──────── Entries shown

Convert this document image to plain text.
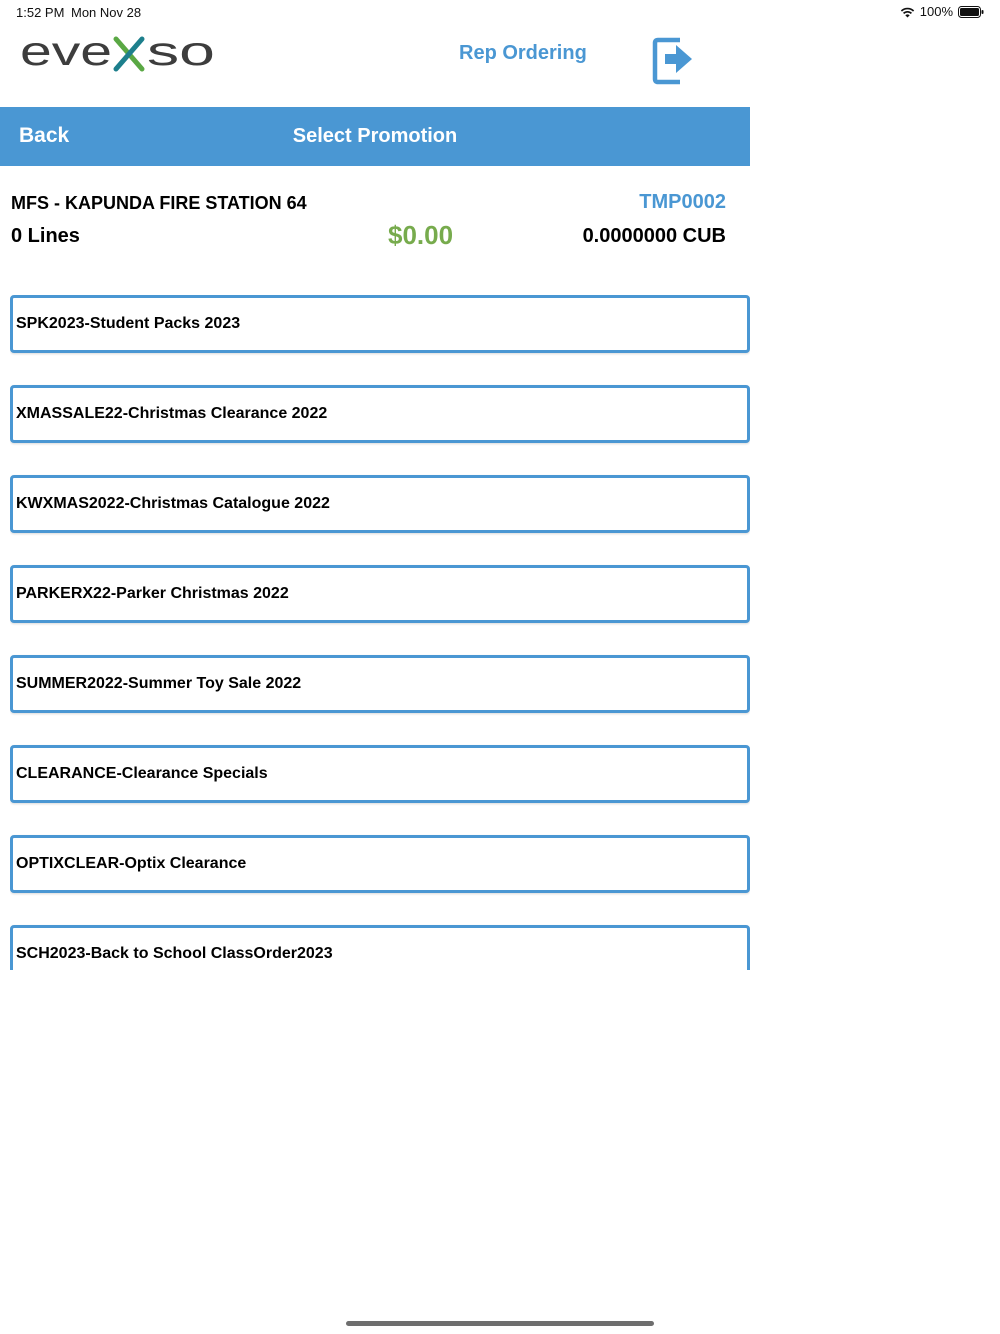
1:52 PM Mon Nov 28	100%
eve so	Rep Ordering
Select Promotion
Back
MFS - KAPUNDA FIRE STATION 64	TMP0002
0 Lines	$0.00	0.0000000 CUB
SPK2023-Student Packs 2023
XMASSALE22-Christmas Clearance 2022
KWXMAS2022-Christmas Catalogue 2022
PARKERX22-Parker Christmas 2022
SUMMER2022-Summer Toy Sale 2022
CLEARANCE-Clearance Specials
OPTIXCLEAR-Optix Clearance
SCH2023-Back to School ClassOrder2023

────────────────
──────── Entries shown

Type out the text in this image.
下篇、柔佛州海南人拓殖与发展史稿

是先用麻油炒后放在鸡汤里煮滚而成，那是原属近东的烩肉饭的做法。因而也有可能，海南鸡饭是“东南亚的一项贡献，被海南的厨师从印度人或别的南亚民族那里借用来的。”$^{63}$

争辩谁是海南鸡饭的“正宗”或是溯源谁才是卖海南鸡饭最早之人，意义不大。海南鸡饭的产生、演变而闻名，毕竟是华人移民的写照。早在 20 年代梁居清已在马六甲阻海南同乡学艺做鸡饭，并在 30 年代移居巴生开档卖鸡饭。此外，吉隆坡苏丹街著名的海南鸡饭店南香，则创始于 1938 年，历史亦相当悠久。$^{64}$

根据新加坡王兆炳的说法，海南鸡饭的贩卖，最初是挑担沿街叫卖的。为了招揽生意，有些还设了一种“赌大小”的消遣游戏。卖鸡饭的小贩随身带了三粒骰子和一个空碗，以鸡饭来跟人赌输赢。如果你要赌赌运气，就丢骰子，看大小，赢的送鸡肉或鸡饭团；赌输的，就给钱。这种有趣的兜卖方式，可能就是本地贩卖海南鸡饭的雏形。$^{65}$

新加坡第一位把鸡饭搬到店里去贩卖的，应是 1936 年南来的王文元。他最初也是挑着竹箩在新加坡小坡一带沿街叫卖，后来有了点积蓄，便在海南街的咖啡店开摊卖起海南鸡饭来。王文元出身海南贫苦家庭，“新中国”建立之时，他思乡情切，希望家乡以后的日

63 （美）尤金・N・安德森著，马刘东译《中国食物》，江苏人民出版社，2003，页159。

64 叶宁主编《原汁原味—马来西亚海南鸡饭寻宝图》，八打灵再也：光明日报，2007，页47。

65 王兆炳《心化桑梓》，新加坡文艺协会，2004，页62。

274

────────────────
──────── Entries shown

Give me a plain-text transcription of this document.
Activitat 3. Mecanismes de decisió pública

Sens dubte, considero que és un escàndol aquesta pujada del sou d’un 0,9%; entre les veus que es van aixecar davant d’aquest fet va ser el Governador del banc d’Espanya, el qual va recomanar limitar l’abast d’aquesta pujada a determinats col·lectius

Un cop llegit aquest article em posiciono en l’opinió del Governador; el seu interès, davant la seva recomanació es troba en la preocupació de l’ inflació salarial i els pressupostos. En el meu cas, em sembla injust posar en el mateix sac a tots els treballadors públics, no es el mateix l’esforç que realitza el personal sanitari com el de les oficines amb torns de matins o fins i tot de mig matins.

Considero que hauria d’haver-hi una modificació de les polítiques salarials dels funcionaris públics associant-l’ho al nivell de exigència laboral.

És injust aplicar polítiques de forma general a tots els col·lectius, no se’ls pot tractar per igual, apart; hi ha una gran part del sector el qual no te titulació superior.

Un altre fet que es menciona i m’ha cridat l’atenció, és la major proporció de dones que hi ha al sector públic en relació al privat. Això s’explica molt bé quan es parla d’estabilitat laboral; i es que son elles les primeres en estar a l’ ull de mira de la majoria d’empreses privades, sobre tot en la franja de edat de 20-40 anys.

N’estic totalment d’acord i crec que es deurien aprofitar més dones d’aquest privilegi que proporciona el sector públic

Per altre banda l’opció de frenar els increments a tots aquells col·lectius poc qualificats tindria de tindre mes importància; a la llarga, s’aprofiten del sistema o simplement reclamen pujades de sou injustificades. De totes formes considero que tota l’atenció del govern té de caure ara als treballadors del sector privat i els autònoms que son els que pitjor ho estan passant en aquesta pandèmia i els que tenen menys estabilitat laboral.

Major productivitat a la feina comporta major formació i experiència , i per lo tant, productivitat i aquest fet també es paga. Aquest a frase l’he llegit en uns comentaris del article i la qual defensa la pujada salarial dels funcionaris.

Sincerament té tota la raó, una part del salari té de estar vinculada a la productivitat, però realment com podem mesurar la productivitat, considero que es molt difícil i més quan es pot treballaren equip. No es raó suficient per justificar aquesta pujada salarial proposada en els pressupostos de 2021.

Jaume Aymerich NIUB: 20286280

────────────────

__Task to complete__
Your answer should be one number: how many lines of the listing include the word "públics".

__Reply__
2